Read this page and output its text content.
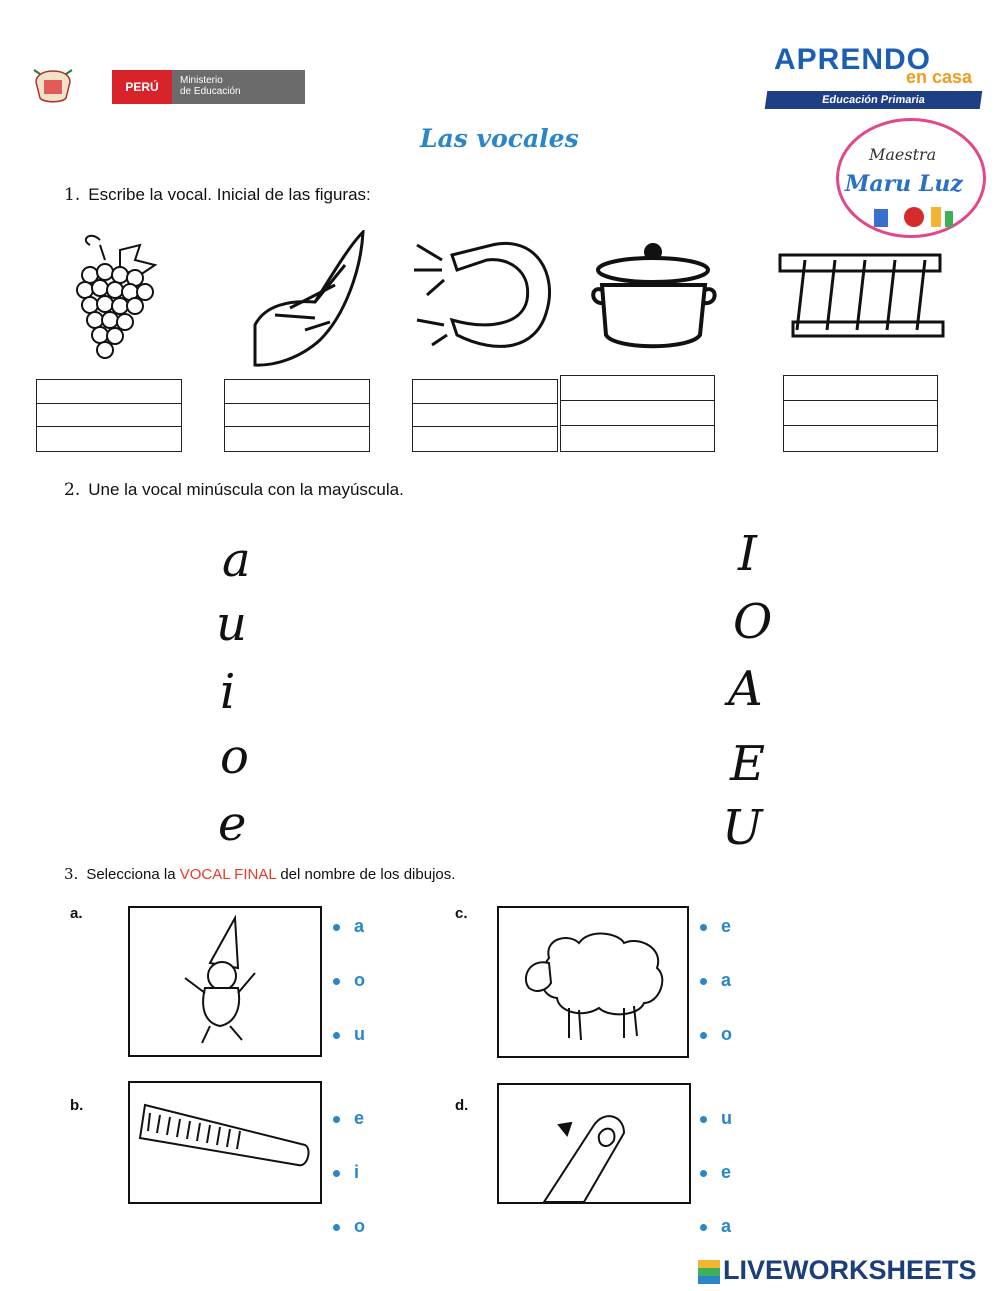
PERÚ	Ministerio
de Educación
APRENDO
en casa
Educación Primaria
Maestra
Maru Luz
Las vocales
1. Escribe la vocal. Inicial de las figuras:
2. Une la vocal minúscula con la mayúscula.
a
u
i
o
e
I
O
A
E
U
3. Selecciona la VOCAL FINAL del nombre de los dibujos.
a.
a
o
u
b.
e
i
o
c.
e
a
o
d.
u
e
a
LIVEWORKSHEETS
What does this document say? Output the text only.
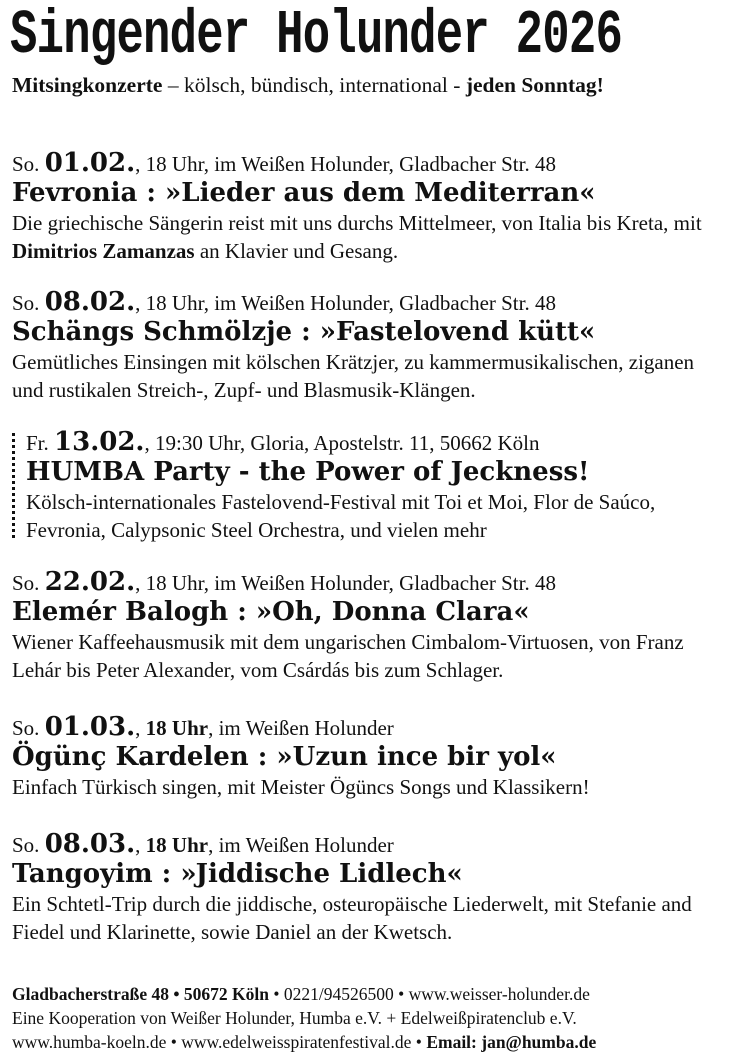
Singender Holunder 2026
Mitsingkonzerte – kölsch, bündisch, international - jeden Sonntag!
So. 01.02., 18 Uhr, im Weißen Holunder, Gladbacher Str. 48
Fevronia : »Lieder aus dem Mediterran«
Die griechische Sängerin reist mit uns durchs Mittelmeer, von Italia bis Kreta, mit Dimitrios Zamanzas an Klavier und Gesang.
So. 08.02., 18 Uhr, im Weißen Holunder, Gladbacher Str. 48
Schängs Schmölzje : »Fastelovend kütt«
Gemütliches Einsingen mit kölschen Krätzjer, zu kammermusikalischen, ziganen und rustikalen Streich-, Zupf- und Blasmusik-Klängen.
Fr. 13.02., 19:30 Uhr, Gloria, Apostelstr. 11, 50662 Köln
HUMBA Party - the Power of Jeckness!
Kölsch-internationales Fastelovend-Festival mit Toi et Moi, Flor de Saúco, Fevronia, Calypsonic Steel Orchestra, und vielen mehr
So. 22.02., 18 Uhr, im Weißen Holunder, Gladbacher Str. 48
Elemér Balogh : »Oh, Donna Clara«
Wiener Kaffeehausmusik mit dem ungarischen Cimbalom-Virtuosen, von Franz Lehár bis Peter Alexander, vom Csárdás bis zum Schlager.
So. 01.03., 18 Uhr, im Weißen Holunder
Ögünç Kardelen : »Uzun ince bir yol«
Einfach Türkisch singen, mit Meister Ögüncs Songs und Klassikern!
So. 08.03., 18 Uhr, im Weißen Holunder
Tangoyim : »Jiddische Lidlech«
Ein Schtetl-Trip durch die jiddische, osteuropäische Liederwelt, mit Stefanie and Fiedel und Klarinette, sowie Daniel an der Kwetsch.
Gladbacherstraße 48 • 50672 Köln • 0221/94526500 • www.weisser-holunder.de
Eine Kooperation von Weißer Holunder, Humba e.V. + Edelweißpiratenclub e.V.
www.humba-koeln.de • www.edelweisspiratenfestival.de • Email: jan@humba.de
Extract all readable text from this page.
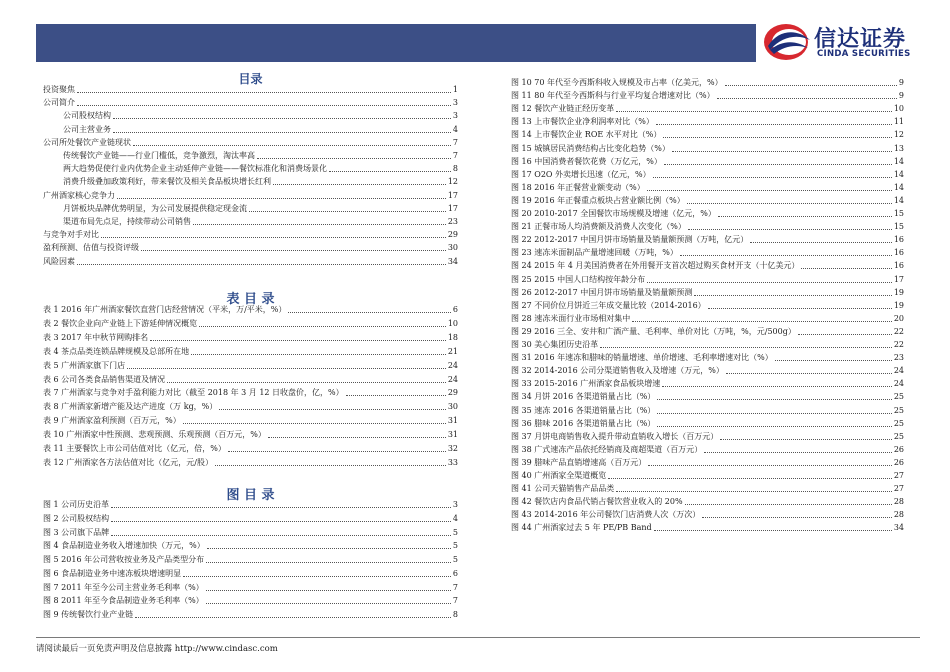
信达证券
CINDA SECURITIES
目录
投资聚焦	1
公司简介	3
公司股权结构	3
公司主营业务	4
公司所处餐饮产业链现状	7
传统餐饮产业链——行业门槛低，竞争激烈，淘汰率高	7
两大趋势促使行业内优势企业主动延伸产业链——餐饮标准化和消费场景化	8
消费升级叠加政策利好，带来餐饮及相关食品板块增长红利	12
广州酒家核心竞争力	17
月饼板块品牌优势明显，为公司发展提供稳定现金流	17
渠道布局先点足，持续带动公司销售	23
与竞争对手对比	29
盈利预测、估值与投资评级	30
风险因素	34
表 目 录
表 1 2016 年广州酒家餐饮直营门店经营情况（平米，万/平米，%）	6
表 2 餐饮企业向产业链上下游延伸情况概览	10
表 3 2017 年中秋节网购排名	18
表 4 茶点品类连锁品牌规模及总部所在地	21
表 5 广州酒家旗下门店	24
表 6 公司各类食品销售渠道及情况	24
表 7 广州酒家与竞争对手盈利能力对比（截至 2018 年 3 月 12 日收盘价，亿，%）	29
表 8 广州酒家新增产能及达产进度（万 kg，%）	30
表 9 广州酒家盈利预测（百万元，%）	31
表 10 广州酒家中性预测、悲观预测、乐观预测（百万元，%）	31
表 11 主要餐饮上市公司估值对比（亿元，倍，%）	32
表 12 广州酒家各方法估值对比（亿元，元/股）	33
图 目 录
图 1 公司历史沿革	3
图 2 公司股权结构	4
图 3 公司旗下品牌	5
图 4 食品制造业务收入增速加快（万元，%）	5
图 5 2016 年公司营收按业务及产品类型分布	5
图 6 食品制造业务中速冻板块增速明显	6
图 7 2011 年至今公司主营业务毛利率（%）	7
图 8 2011 年至今食品制造业务毛利率（%）	7
图 9 传统餐饮行业产业链	8
图 10 70 年代至今西斯科收入规模及市占率（亿美元，%）	9
图 11 80 年代至今西斯科与行业平均复合增速对比（%）	9
图 12 餐饮产业链正经历变革	10
图 13 上市餐饮企业净利润率对比（%）	11
图 14 上市餐饮企业 ROE 水平对比（%）	12
图 15 城镇居民消费结构占比变化趋势（%）	13
图 16 中国消费者餐饮花费（万亿元，%）	14
图 17 O2O 外卖增长迅速（亿元，%）	14
图 18 2016 年正餐营业额变动（%）	14
图 19 2016 年正餐重点板块占营业额比例（%）	14
图 20 2010-2017 全国餐饮市场规模及增速（亿元，%）	15
图 21 正餐市场人均消费额及消费人次变化（%）	15
图 22 2012-2017 中国月饼市场销量及销量额预测（万吨，亿元）	16
图 23 速冻米面制品产量增速回暖（万吨，%）	16
图 24 2015 年 4 月美国消费者在外用餐开支首次超过购买食材开支（十亿美元）	16
图 25 2015 中国人口结构按年龄分布	17
图 26 2012-2017 中国月饼市场销量及销量额预测	19
图 27 不同价位月饼近三年成交量比较（2014-2016）	19
图 28 速冻米面行业市场相对集中	20
图 29 2016 三全、安井和广酒产量、毛利率、单价对比（万吨，%，元/500g）	22
图 30 美心集团历史沿革	22
图 31 2016 年速冻和腊味的销量增速、单价增速、毛利率增速对比（%）	23
图 32 2014-2016 公司分渠道销售收入及增速（万元，%）	24
图 33 2015-2016 广州酒家食品板块增速	24
图 34 月饼 2016 各渠道销量占比（%）	25
图 35 速冻 2016 各渠道销量占比（%）	25
图 36 腊味 2016 各渠道销量占比（%）	25
图 37 月饼电商销售收入提升带动直销收入增长（百万元）	25
图 38 广式速冻产品依托经销商及商超渠道（百万元）	26
图 39 腊味产品直销增速高（百万元）	26
图 40 广州酒家全渠道概览	27
图 41 公司天猫销售产品品类	27
图 42 餐饮店内食品代销占餐饮营业收入的 20%	28
图 43 2014-2016 年公司餐饮门店消费人次（万次）	28
图 44 广州酒家过去 5 年 PE/PB Band	34
请阅读最后一页免责声明及信息披露 http://www.cindasc.com
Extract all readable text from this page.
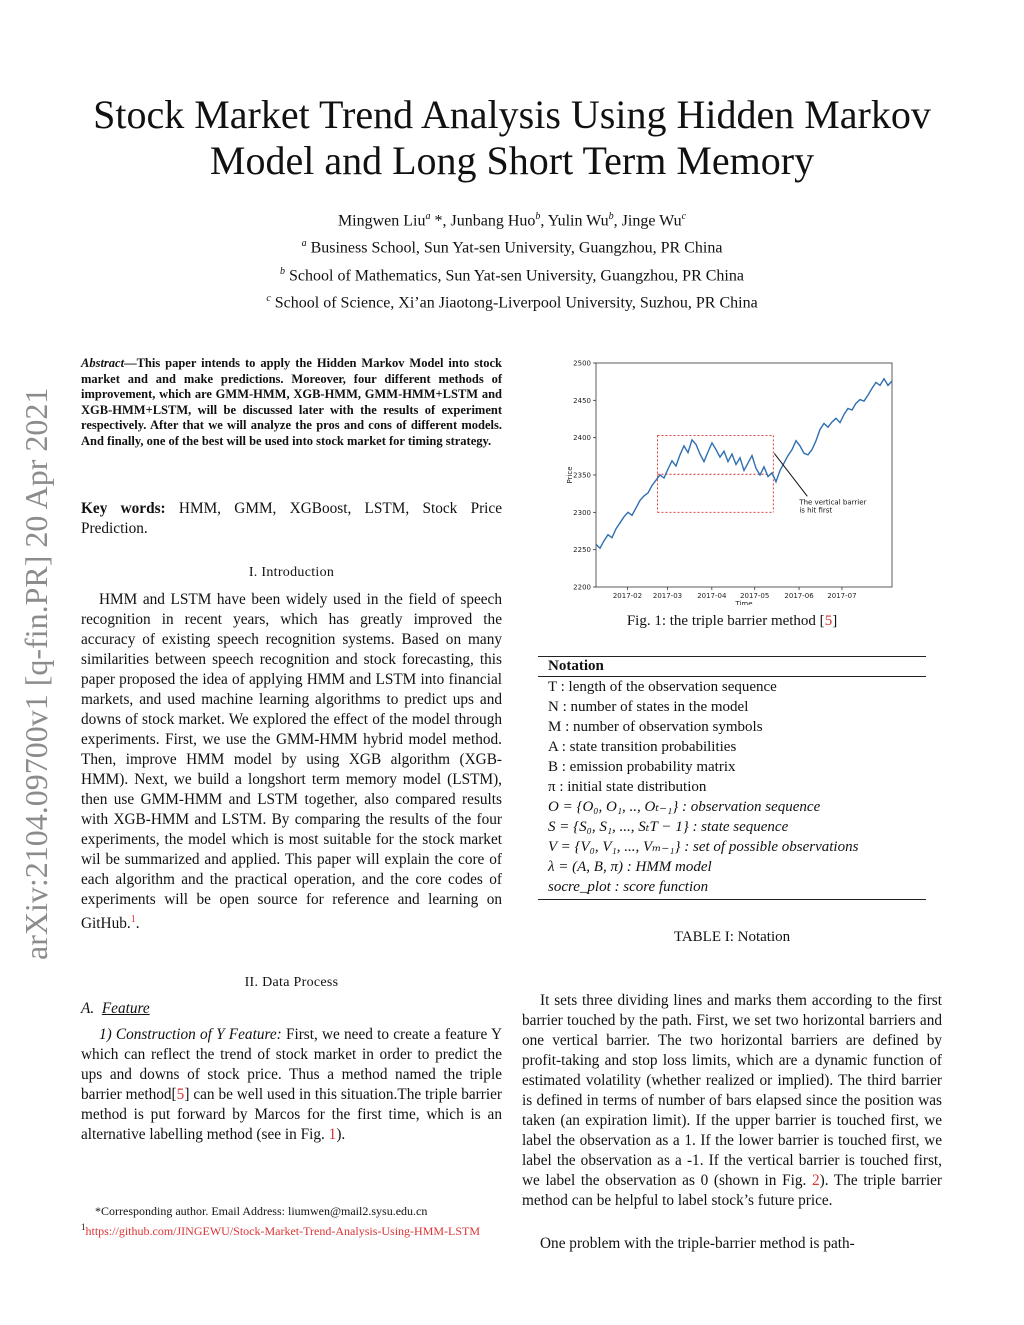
Stock Market Trend Analysis Using Hidden Markov
Model and Long Short Term Memory
Mingwen Liu$^a$ *, Junbang Huo$^b$, Yulin Wu$^b$, Jinge Wu$^c$
$^a$ Business School, Sun Yat-sen University, Guangzhou, PR China
$^b$ School of Mathematics, Sun Yat-sen University, Guangzhou, PR China
$^c$ School of Science, Xi’an Jiaotong-Liverpool University, Suzhou, PR China
arXiv:2104.09700v1 [q-fin.PR] 20 Apr 2021
Abstract—This paper intends to apply the Hidden Markov Model into stock market and and make predictions. Moreover, four different methods of improvement, which are GMM-HMM, XGB-HMM, GMM-HMM+LSTM and XGB-HMM+LSTM, will be discussed later with the results of experiment respectively. After that we will analyze the pros and cons of different models. And finally, one of the best will be used into stock market for timing strategy.
Key words: HMM, GMM, XGBoost, LSTM, Stock Price Prediction.
I. Introduction
HMM and LSTM have been widely used in the field of speech recognition in recent years, which has greatly improved the accuracy of existing speech recognition systems. Based on many similarities between speech recognition and stock forecasting, this paper proposed the idea of applying HMM and LSTM into financial markets, and used machine learning algorithms to predict ups and downs of stock market. We explored the effect of the model through experiments. First, we use the GMM-HMM hybrid model method. Then, improve HMM model by using XGB algorithm (XGB-HMM). Next, we build a longshort term memory model (LSTM), then use GMM-HMM and LSTM together, also compared results with XGB-HMM and LSTM. By comparing the results of the four experiments, the model which is most suitable for the stock market wil be summarized and applied. This paper will explain the core of each algorithm and the practical operation, and the core codes of experiments will be open source for reference and learning on GitHub.$^1$.
II. Data Process
A. Feature
1) Construction of Y Feature: First, we need to create a feature Y which can reflect the trend of stock market in order to predict the ups and downs of stock price. Thus a method named the triple barrier method[5] can be well used in this situation.The triple barrier method is put forward by Marcos for the first time, which is an alternative labelling method (see in Fig. 1).
*Corresponding author. Email Address: liumwen@mail2.sysu.edu.cn
$^1$https://github.com/JINGEWU/Stock-Market-Trend-Analysis-Using-HMM-LSTM
2200
2250
2300
2350
2400
2450
2500
2017-02 2017-03 2017-04 2017-05 2017-06 2017-07
Time
Price
The vertical barrier
is hit first
Fig. 1: the triple barrier method [5]
Notation
T : length of the observation sequence
N : number of states in the model
M : number of observation symbols
A : state transition probabilities
B : emission probability matrix
π : initial state distribution
O = {O₀, O₁, .., Oₜ₋₁} : observation sequence
S = {S₀, S₁, ..., SₜT − 1} : state sequence
V = {V₀, V₁, ..., Vₘ₋₁} : set of possible observations
λ = (A, B, π) : HMM model
socre_plot : score function
TABLE I: Notation
It sets three dividing lines and marks them according to the first barrier touched by the path. First, we set two horizontal barriers and one vertical barrier. The two horizontal barriers are defined by profit-taking and stop loss limits, which are a dynamic function of estimated volatility (whether realized or implied). The third barrier is defined in terms of number of bars elapsed since the position was taken (an expiration limit). If the upper barrier is touched first, we label the observation as a 1. If the lower barrier is touched first, we label the observation as a -1. If the vertical barrier is touched first, we label the observation as 0 (shown in Fig. 2). The triple barrier method can be helpful to label stock’s future price.
One problem with the triple-barrier method is path-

*EXERCISE DETAILS*. Copy out all lines where the word "into" appears.

*TASK RESPONSE*.
Abstract—This paper intends to apply the Hidden Markov Model into stock market and and make predictions. Moreover, four different methods of improvement, which are GMM-HMM, XGB-HMM, GMM-HMM+LSTM and XGB-HMM+LSTM, will be discussed later with the results of experiment respectively. After that we will analyze the pros and cons of different models. And finally, one of the best will be used into stock market for timing strategy.
HMM and LSTM have been widely used in the field of speech recognition in recent years, which has greatly improved the accuracy of existing speech recognition systems. Based on many similarities between speech recognition and stock forecasting, this paper proposed the idea of applying HMM and LSTM into financial markets, and used machine learning algorithms to predict ups and downs of stock market. We explored the effect of the model through experiments. First, we use the GMM-HMM hybrid model method. Then, improve HMM model by using XGB algorithm (XGB-HMM). Next, we build a longshort term memory model (LSTM), then use GMM-HMM and LSTM together, also compared results with XGB-HMM and LSTM. By comparing the results of the four experiments, the model which is most suitable for the stock market wil be summarized and applied. This paper will explain the core of each algorithm and the practical operation, and the core codes of experiments will be open source for reference and learning on GitHub.$^1$.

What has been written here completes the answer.